▸ **RECORD LIST**
----

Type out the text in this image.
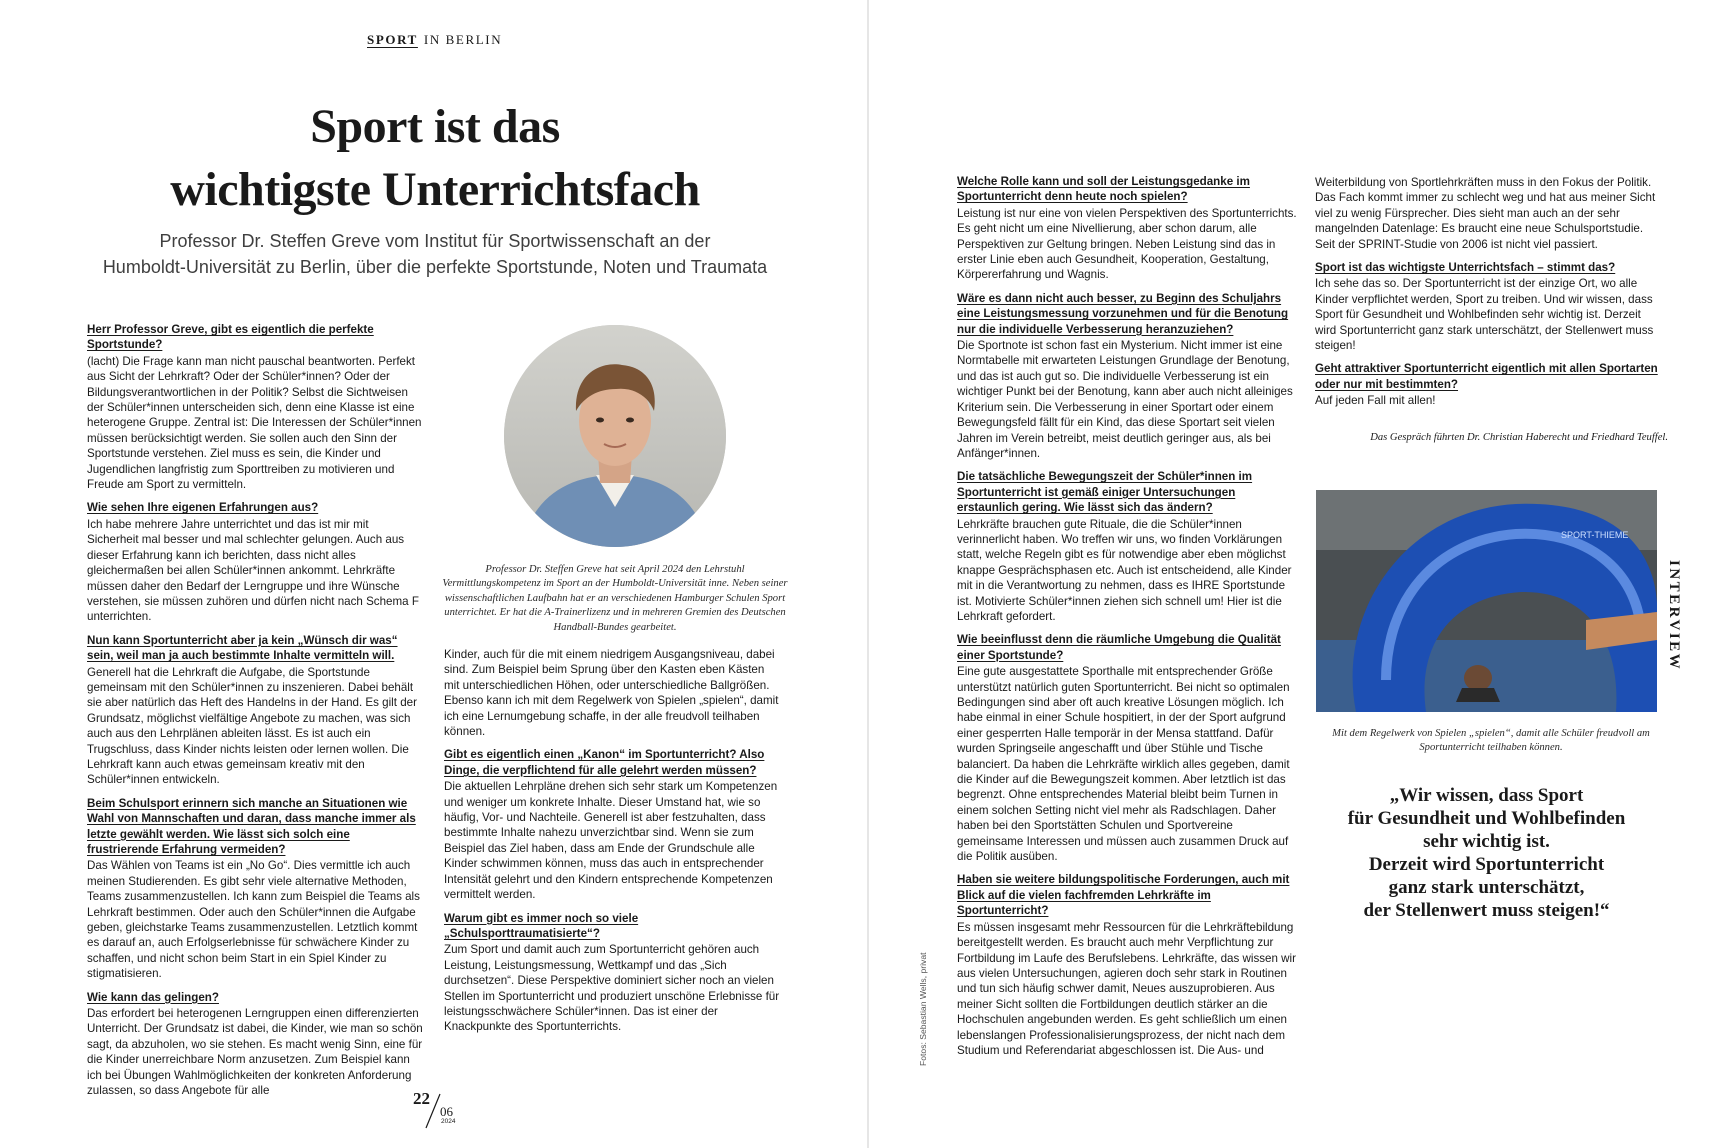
SPORT IN BERLIN
Sport ist das
wichtigste Unterrichtsfach
Professor Dr. Steffen Greve vom Institut für Sportwissenschaft an der
Humboldt-Universität zu Berlin, über die perfekte Sportstunde, Noten und Traumata

Herr Professor Greve, gibt es eigentlich die perfekte Sportstunde?

(lacht) Die Frage kann man nicht pauschal beantworten. Perfekt aus Sicht der Lehrkraft? Oder der Schüler*innen? Oder der Bildungsverantwortlichen in der Politik? Selbst die Sichtweisen der Schüler*innen unterscheiden sich, denn eine Klasse ist eine heterogene Gruppe. Zentral ist: Die Interessen der Schüler*innen müssen berücksichtigt werden. Sie sollen auch den Sinn der Sportstunde verstehen. Ziel muss es sein, die Kinder und Jugendlichen langfristig zum Sporttreiben zu motivieren und Freude am Sport zu vermitteln.

Wie sehen Ihre eigenen Erfahrungen aus?

Ich habe mehrere Jahre unterrichtet und das ist mir mit Sicherheit mal besser und mal schlechter gelungen. Auch aus dieser Erfahrung kann ich berichten, dass nicht alles gleichermaßen bei allen Schüler*innen ankommt. Lehrkräfte müssen daher den Bedarf der Lerngruppe und ihre Wünsche verstehen, sie müssen zuhören und dürfen nicht nach Schema F unterrichten.

Nun kann Sportunterricht aber ja kein „Wünsch dir was“ sein, weil man ja auch bestimmte Inhalte vermitteln will.

Generell hat die Lehrkraft die Aufgabe, die Sportstunde gemeinsam mit den Schüler*innen zu inszenieren. Dabei behält sie aber natürlich das Heft des Handelns in der Hand. Es gilt der Grundsatz, möglichst vielfältige Angebote zu machen, was sich auch aus den Lehrplänen ableiten lässt. Es ist auch ein Trugschluss, dass Kinder nichts leisten oder lernen wollen. Die Lehrkraft kann auch etwas gemeinsam kreativ mit den Schüler*innen entwickeln.

Beim Schulsport erinnern sich manche an Situationen wie Wahl von Mannschaften und daran, dass manche immer als letzte gewählt werden. Wie lässt sich solch eine frustrierende Erfahrung vermeiden?

Das Wählen von Teams ist ein „No Go“. Dies vermittle ich auch meinen Studierenden. Es gibt sehr viele alternative Methoden, Teams zusammenzustellen. Ich kann zum Beispiel die Teams als Lehrkraft bestimmen. Oder auch den Schüler*innen die Aufgabe geben, gleichstarke Teams zusammenzustellen. Letztlich kommt es darauf an, auch Erfolgserlebnisse für schwächere Kinder zu schaffen, und nicht schon beim Start in ein Spiel Kinder zu stigmatisieren.

Wie kann das gelingen?

Das erfordert bei heterogenen Lerngruppen einen differenzierten Unterricht. Der Grundsatz ist dabei, die Kinder, wie man so schön sagt, da abzuholen, wo sie stehen. Es macht wenig Sinn, eine für die Kinder unerreichbare Norm anzusetzen. Zum Beispiel kann ich bei Übungen Wahlmöglichkeiten der konkreten Anforderung zulassen, so dass Angebote für alle

Professor Dr. Steffen Greve hat seit April 2024 den Lehrstuhl Vermittlungskompetenz im Sport an der Humboldt-Universität inne. Neben seiner wissenschaftlichen Laufbahn hat er an verschiedenen Hamburger Schulen Sport unterrichtet. Er hat die A-Trainerlizenz und in mehreren Gremien des Deutschen Handball-Bundes gearbeitet.

Kinder, auch für die mit einem niedrigem Ausgangsniveau, dabei sind. Zum Beispiel beim Sprung über den Kasten eben Kästen mit unterschiedlichen Höhen, oder unterschiedliche Ballgrößen. Ebenso kann ich mit dem Regelwerk von Spielen „spielen“, damit ich eine Lernumgebung schaffe, in der alle freudvoll teilhaben können.

Gibt es eigentlich einen „Kanon“ im Sportunterricht? Also Dinge, die verpflichtend für alle gelehrt werden müssen?

Die aktuellen Lehrpläne drehen sich sehr stark um Kompetenzen und weniger um konkrete Inhalte. Dieser Umstand hat, wie so häufig, Vor- und Nachteile. Generell ist aber festzuhalten, dass bestimmte Inhalte nahezu unverzichtbar sind. Wenn sie zum Beispiel das Ziel haben, dass am Ende der Grundschule alle Kinder schwimmen können, muss das auch in entsprechender Intensität gelehrt und den Kindern entsprechende Kompetenzen vermittelt werden.

Warum gibt es immer noch so viele „Schulsporttraumatisierte“?

Zum Sport und damit auch zum Sportunterricht gehören auch Leistung, Leistungsmessung, Wettkampf und das „Sich durchsetzen“. Diese Perspektive dominiert sicher noch an vielen Stellen im Sportunterricht und produziert unschöne Erlebnisse für leistungsschwächere Schüler*innen. Das ist einer der Knackpunkte des Sportunterrichts.

22
06
2024
Fotos: Sebastian Wells, privat

Welche Rolle kann und soll der Leistungsgedanke im Sportunterricht denn heute noch spielen?

Leistung ist nur eine von vielen Perspektiven des Sportunterrichts. Es geht nicht um eine Nivellierung, aber schon darum, alle Perspektiven zur Geltung bringen. Neben Leistung sind das in erster Linie eben auch Gesundheit, Kooperation, Gestaltung, Körpererfahrung und Wagnis.

Wäre es dann nicht auch besser, zu Beginn des Schuljahrs eine Leistungsmessung vorzunehmen und für die Benotung nur die individuelle Verbesserung heranzuziehen?

Die Sportnote ist schon fast ein Mysterium. Nicht immer ist eine Normtabelle mit erwarteten Leistungen Grundlage der Benotung, und das ist auch gut so. Die individuelle Verbesserung ist ein wichtiger Punkt bei der Benotung, kann aber auch nicht alleiniges Kriterium sein. Die Verbesserung in einer Sportart oder einem Bewegungsfeld fällt für ein Kind, das diese Sportart seit vielen Jahren im Verein betreibt, meist deutlich geringer aus, als bei Anfänger*innen.

Die tatsächliche Bewegungszeit der Schüler*innen im Sportunterricht ist gemäß einiger Untersuchungen erstaunlich gering. Wie lässt sich das ändern?

Lehrkräfte brauchen gute Rituale, die die Schüler*innen verinnerlicht haben. Wo treffen wir uns, wo finden Vorklärungen statt, welche Regeln gibt es für notwendige aber eben möglichst knappe Gesprächsphasen etc. Auch ist entscheidend, alle Kinder mit in die Verantwortung zu nehmen, dass es IHRE Sportstunde ist. Motivierte Schüler*innen ziehen sich schnell um! Hier ist die Lehrkraft gefordert.

Wie beeinflusst denn die räumliche Umgebung die Qualität einer Sportstunde?

Eine gute ausgestattete Sporthalle mit entsprechender Größe unterstützt natürlich guten Sportunterricht. Bei nicht so optimalen Bedingungen sind aber oft auch kreative Lösungen möglich. Ich habe einmal in einer Schule hospitiert, in der der Sport aufgrund einer gesperrten Halle temporär in der Mensa stattfand. Dafür wurden Springseile angeschafft und über Stühle und Tische balanciert. Da haben die Lehrkräfte wirklich alles gegeben, damit die Kinder auf die Bewegungszeit kommen. Aber letztlich ist das begrenzt. Ohne entsprechendes Material bleibt beim Turnen in einem solchen Setting nicht viel mehr als Radschlagen. Daher haben bei den Sportstätten Schulen und Sportvereine gemeinsame Interessen und müssen auch zusammen Druck auf die Politik ausüben.

Haben sie weitere bildungspolitische Forderungen, auch mit Blick auf die vielen fachfremden Lehrkräfte im Sportunterricht?

Es müssen insgesamt mehr Ressourcen für die Lehrkräftebildung bereitgestellt werden. Es braucht auch mehr Verpflichtung zur Fortbildung im Laufe des Berufslebens. Lehrkräfte, das wissen wir aus vielen Untersuchungen, agieren doch sehr stark in Routinen und tun sich häufig schwer damit, Neues auszuprobieren. Aus meiner Sicht sollten die Fortbildungen deutlich stärker an die Hochschulen angebunden werden. Es geht schließlich um einen lebenslangen Professionalisierungsprozess, der nicht nach dem Studium und Referendariat abgeschlossen ist. Die Aus- und

Weiterbildung von Sportlehrkräften muss in den Fokus der Politik. Das Fach kommt immer zu schlecht weg und hat aus meiner Sicht viel zu wenig Fürsprecher. Dies sieht man auch an der sehr mangelnden Datenlage: Es braucht eine neue Schulsportstudie. Seit der SPRINT-Studie von 2006 ist nicht viel passiert.

Sport ist das wichtigste Unterrichtsfach – stimmt das?

Ich sehe das so. Der Sportunterricht ist der einzige Ort, wo alle Kinder verpflichtet werden, Sport zu treiben. Und wir wissen, dass Sport für Gesundheit und Wohlbefinden sehr wichtig ist. Derzeit wird Sportunterricht ganz stark unterschätzt, der Stellenwert muss steigen!

Geht attraktiver Sportunterricht eigentlich mit allen Sportarten oder nur mit bestimmten?

Auf jeden Fall mit allen!

Das Gespräch führten Dr. Christian Haberecht und Friedhard Teuffel.
SPORT-THIEME
Mit dem Regelwerk von Spielen „spielen“, damit alle Schüler freudvoll am Sportunterricht teilhaben können.
„Wir wissen, dass Sport
für Gesundheit und Wohlbefinden
sehr wichtig ist.
Derzeit wird Sportunterricht
ganz stark unterschätzt,
der Stellenwert muss steigen!“
INTERVIEW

----

▸ **TASK INSTRUCTIONS**
Your task is to collect every line above that contains the word "unterschätzt".

▸ **CORRECT OUTPUT**
Ich sehe das so. Der Sportunterricht ist der einzige Ort, wo alle Kinder verpflichtet werden, Sport zu treiben. Und wir wissen, dass Sport für Gesundheit und Wohlbefinden sehr wichtig ist. Derzeit wird Sportunterricht ganz stark unterschätzt, der Stellenwert muss steigen!
ganz stark unterschätzt,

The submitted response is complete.